* Work to complete *
Reproduce the whole listing, character for character.

## Start

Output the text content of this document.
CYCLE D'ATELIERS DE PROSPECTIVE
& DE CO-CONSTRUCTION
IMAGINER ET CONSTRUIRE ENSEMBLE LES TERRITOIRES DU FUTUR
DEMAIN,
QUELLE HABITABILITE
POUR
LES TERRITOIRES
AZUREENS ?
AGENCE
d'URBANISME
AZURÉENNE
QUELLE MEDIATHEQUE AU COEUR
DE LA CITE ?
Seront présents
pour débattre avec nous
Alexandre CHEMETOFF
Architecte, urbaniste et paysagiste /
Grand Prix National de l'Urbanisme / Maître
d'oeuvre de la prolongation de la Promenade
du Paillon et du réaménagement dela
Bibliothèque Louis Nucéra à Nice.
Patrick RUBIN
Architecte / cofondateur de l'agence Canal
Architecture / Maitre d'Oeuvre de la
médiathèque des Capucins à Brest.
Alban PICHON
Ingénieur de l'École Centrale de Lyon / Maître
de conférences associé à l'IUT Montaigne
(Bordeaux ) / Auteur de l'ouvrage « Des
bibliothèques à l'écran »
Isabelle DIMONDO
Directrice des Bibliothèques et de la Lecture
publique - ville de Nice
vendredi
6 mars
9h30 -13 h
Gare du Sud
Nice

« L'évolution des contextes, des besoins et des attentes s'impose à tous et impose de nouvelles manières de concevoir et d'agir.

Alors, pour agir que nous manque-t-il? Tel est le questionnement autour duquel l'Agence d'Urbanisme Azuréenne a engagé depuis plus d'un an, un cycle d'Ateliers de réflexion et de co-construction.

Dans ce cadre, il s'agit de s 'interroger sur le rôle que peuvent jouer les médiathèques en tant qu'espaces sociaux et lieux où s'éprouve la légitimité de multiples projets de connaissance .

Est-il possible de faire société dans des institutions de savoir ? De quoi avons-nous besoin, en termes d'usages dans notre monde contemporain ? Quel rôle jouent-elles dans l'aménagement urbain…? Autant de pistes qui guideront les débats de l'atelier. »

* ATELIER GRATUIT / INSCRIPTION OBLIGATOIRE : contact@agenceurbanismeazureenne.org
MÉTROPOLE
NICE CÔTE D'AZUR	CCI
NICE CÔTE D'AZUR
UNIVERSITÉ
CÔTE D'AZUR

## End

* Exercise output *
Output the text content of this document.
CYCLE D'ATELIERS DE PROSPECTIVE
& DE CO-CONSTRUCTION
IMAGINER ET CONSTRUIRE ENSEMBLE LES TERRITOIRES DU FUTUR
DEMAIN,
QUELLE HABITABILITE
POUR
LES TERRITOIRES
AZUREENS ?
AGENCE
d'URBANISME
AZURÉENNE
QUELLE MEDIATHEQUE AU COEUR
DE LA CITE ?
Seront présents
pour débattre avec nous
Alexandre CHEMETOFF
Architecte, urbaniste et paysagiste /
Grand Prix National de l'Urbanisme / Maître
d'oeuvre de la prolongation de la Promenade
du Paillon et du réaménagement dela
Bibliothèque Louis Nucéra à Nice.
Patrick RUBIN
Architecte / cofondateur de l'agence Canal
Architecture / Maitre d'Oeuvre de la
médiathèque des Capucins à Brest.
Alban PICHON
Ingénieur de l'École Centrale de Lyon / Maître
de conférences associé à l'IUT Montaigne
(Bordeaux ) / Auteur de l'ouvrage « Des
bibliothèques à l'écran »
Isabelle DIMONDO
Directrice des Bibliothèques et de la Lecture
publique - ville de Nice
vendredi
6 mars
9h30 -13 h
Gare du Sud
Nice

« L'évolution des contextes, des besoins et des attentes s'impose à tous et impose de nouvelles manières de concevoir et d'agir.

Alors, pour agir que nous manque-t-il? Tel est le questionnement autour duquel l'Agence d'Urbanisme Azuréenne a engagé depuis plus d'un an, un cycle d'Ateliers de réflexion et de co-construction.

Dans ce cadre, il s'agit de s 'interroger sur le rôle que peuvent jouer les médiathèques en tant qu'espaces sociaux et lieux où s'éprouve la légitimité de multiples projets de connaissance .

Est-il possible de faire société dans des institutions de savoir ? De quoi avons-nous besoin, en termes d'usages dans notre monde contemporain ? Quel rôle jouent-elles dans l'aménagement urbain…? Autant de pistes qui guideront les débats de l'atelier. »

* ATELIER GRATUIT / INSCRIPTION OBLIGATOIRE : contact@agenceurbanismeazureenne.org
MÉTROPOLE
NICE CÔTE D'AZUR	CCI
NICE CÔTE D'AZUR
UNIVERSITÉ
CÔTE D'AZUR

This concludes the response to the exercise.